**INSTRUCTION**. Return the whole listing, line for line, without the pictures in it.

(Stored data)

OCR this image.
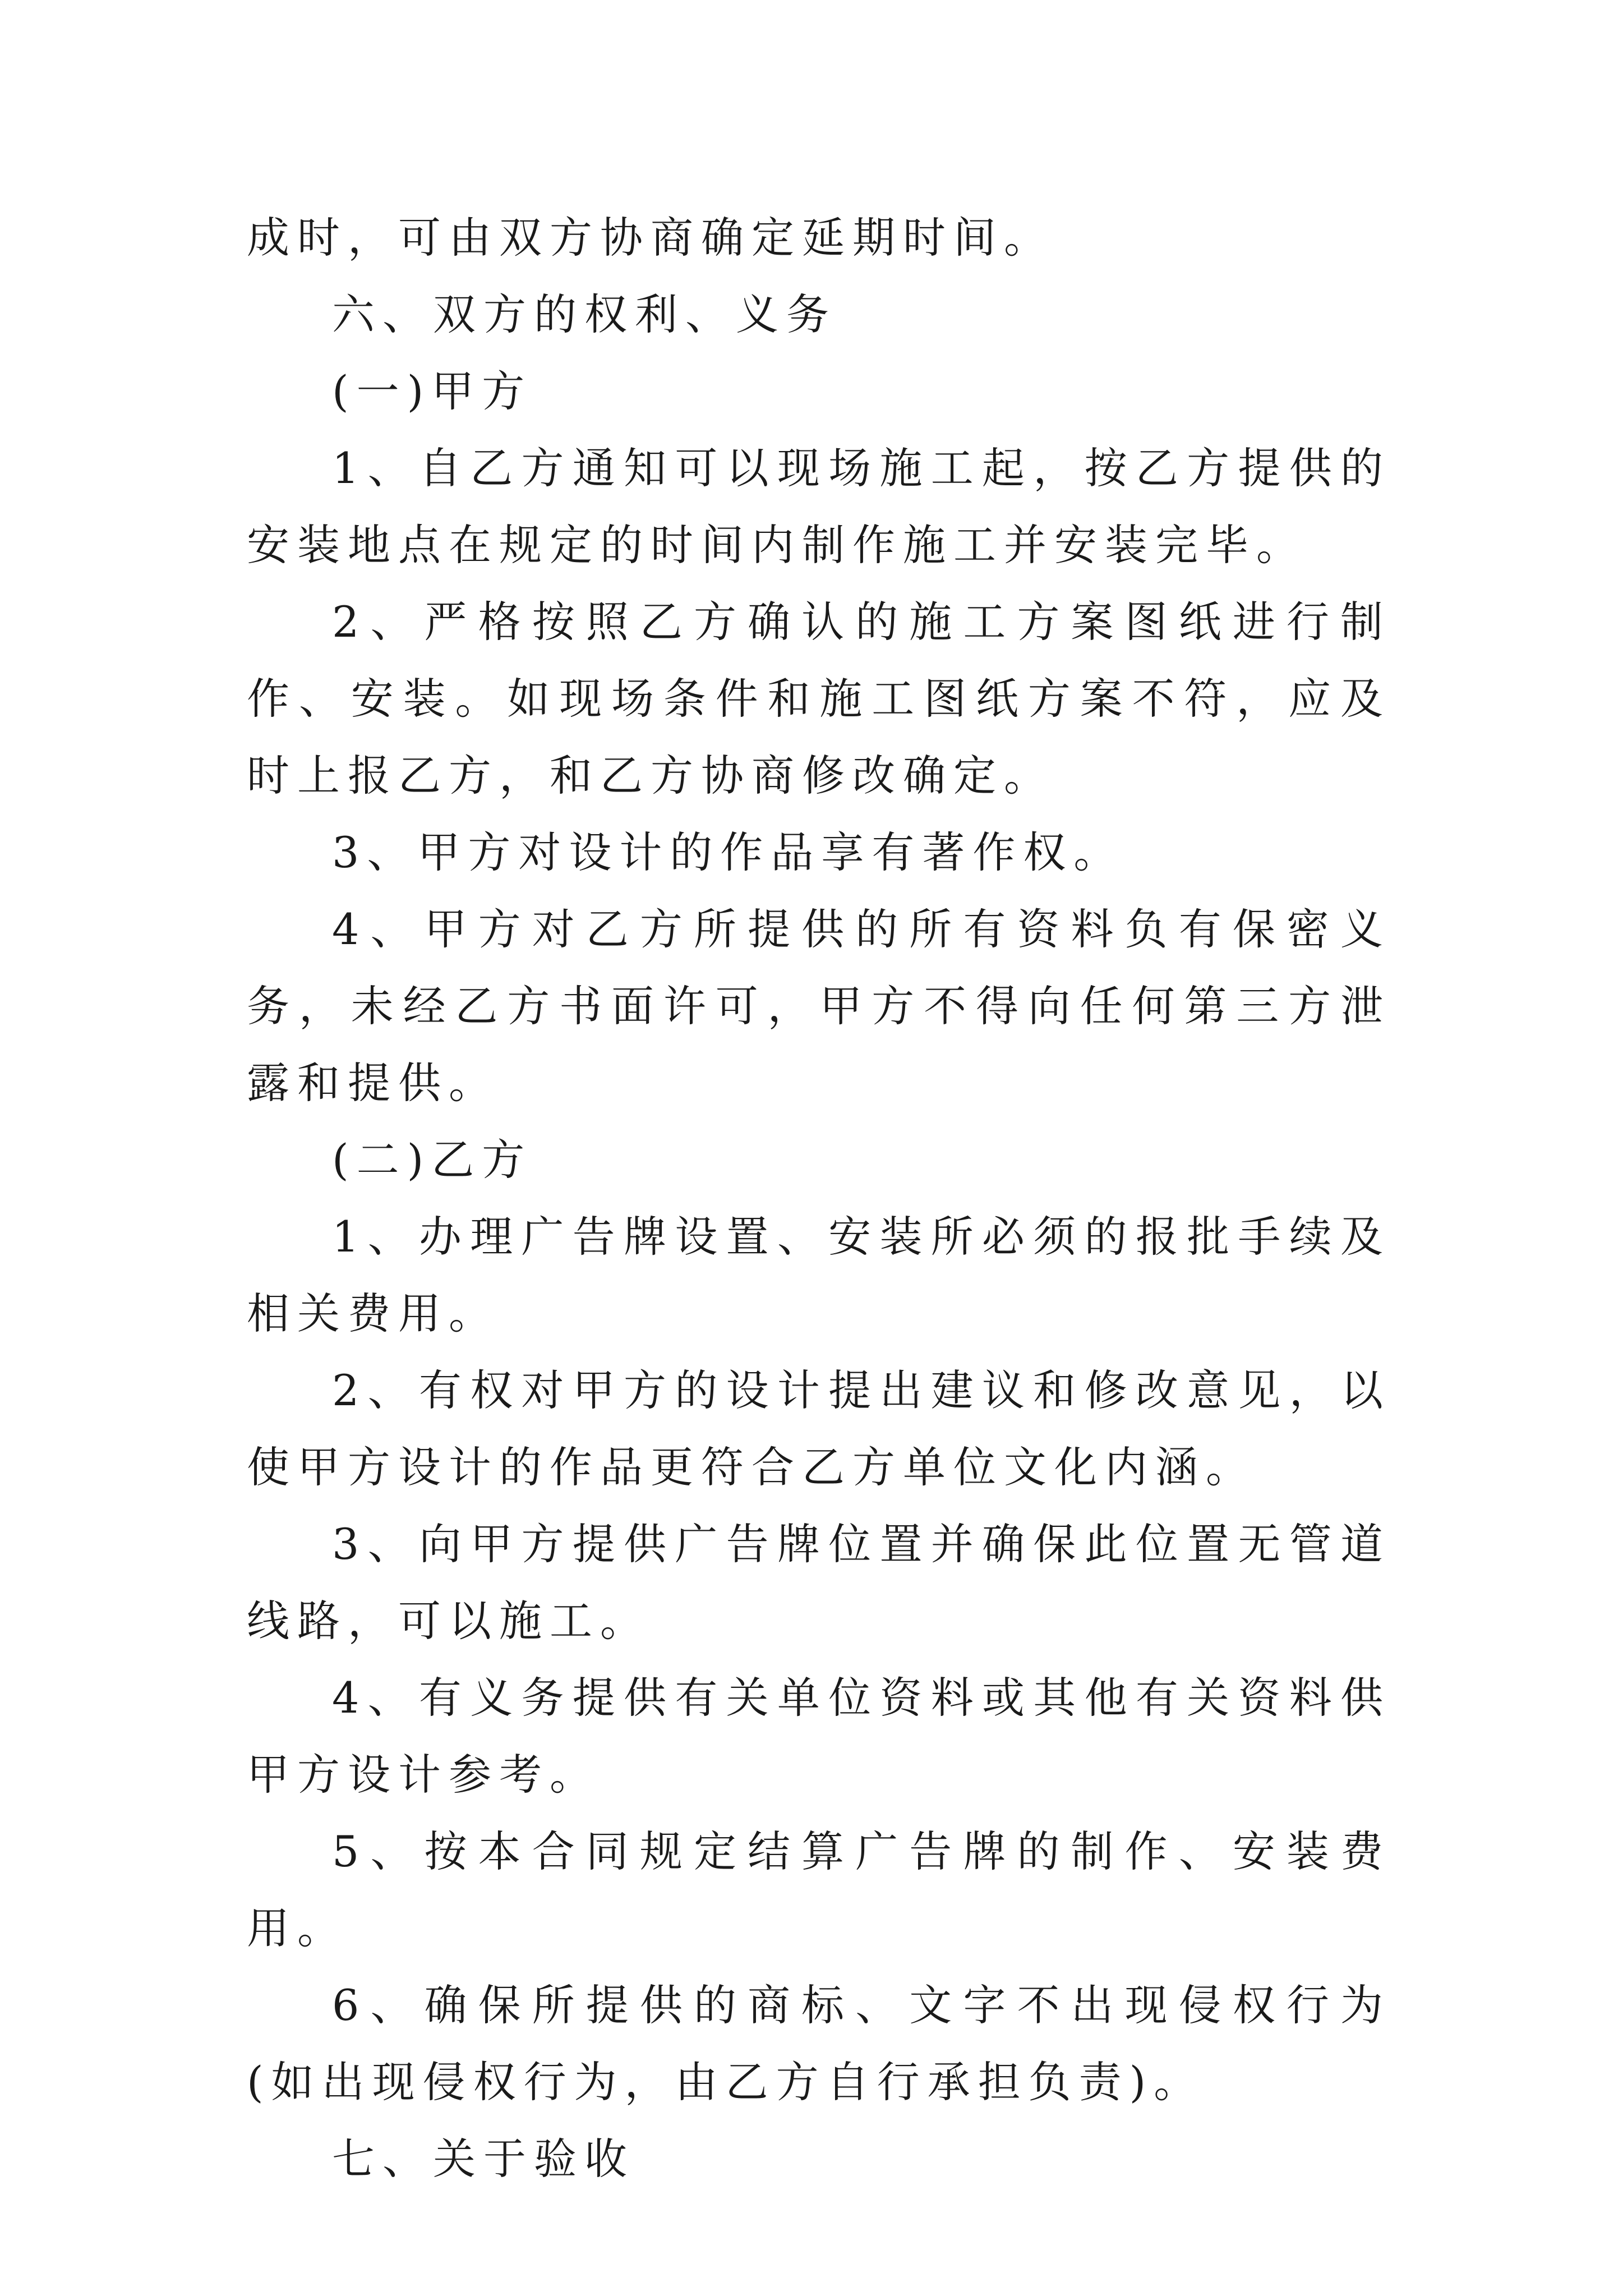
成时，可由双方协商确定延期时间。

六、双方的权利、义务

(一)甲方

1、自乙方通知可以现场施工起，按乙方提供的安装地点在规定的时间内制作施工并安装完毕。

2、严格按照乙方确认的施工方案图纸进行制作、安装。如现场条件和施工图纸方案不符，应及时上报乙方，和乙方协商修改确定。

3、甲方对设计的作品享有著作权。

4、甲方对乙方所提供的所有资料负有保密义务，未经乙方书面许可，甲方不得向任何第三方泄露和提供。

(二)乙方

1、办理广告牌设置、安装所必须的报批手续及相关费用。

2、有权对甲方的设计提出建议和修改意见，以使甲方设计的作品更符合乙方单位文化内涵。

3、向甲方提供广告牌位置并确保此位置无管道线路，可以施工。

4、有义务提供有关单位资料或其他有关资料供甲方设计参考。

5、按本合同规定结算广告牌的制作、安装费用。

6、确保所提供的商标、文字不出现侵权行为(如出现侵权行为，由乙方自行承担负责)。

七、关于验收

**EXERCISE RESULT**.
OCR this image.
成时，可由双方协商确定延期时间。

六、双方的权利、义务

(一)甲方

1、自乙方通知可以现场施工起，按乙方提供的安装地点在规定的时间内制作施工并安装完毕。

2、严格按照乙方确认的施工方案图纸进行制作、安装。如现场条件和施工图纸方案不符，应及时上报乙方，和乙方协商修改确定。

3、甲方对设计的作品享有著作权。

4、甲方对乙方所提供的所有资料负有保密义务，未经乙方书面许可，甲方不得向任何第三方泄露和提供。

(二)乙方

1、办理广告牌设置、安装所必须的报批手续及相关费用。

2、有权对甲方的设计提出建议和修改意见，以使甲方设计的作品更符合乙方单位文化内涵。

3、向甲方提供广告牌位置并确保此位置无管道线路，可以施工。

4、有义务提供有关单位资料或其他有关资料供甲方设计参考。

5、按本合同规定结算广告牌的制作、安装费用。

6、确保所提供的商标、文字不出现侵权行为(如出现侵权行为，由乙方自行承担负责)。

七、关于验收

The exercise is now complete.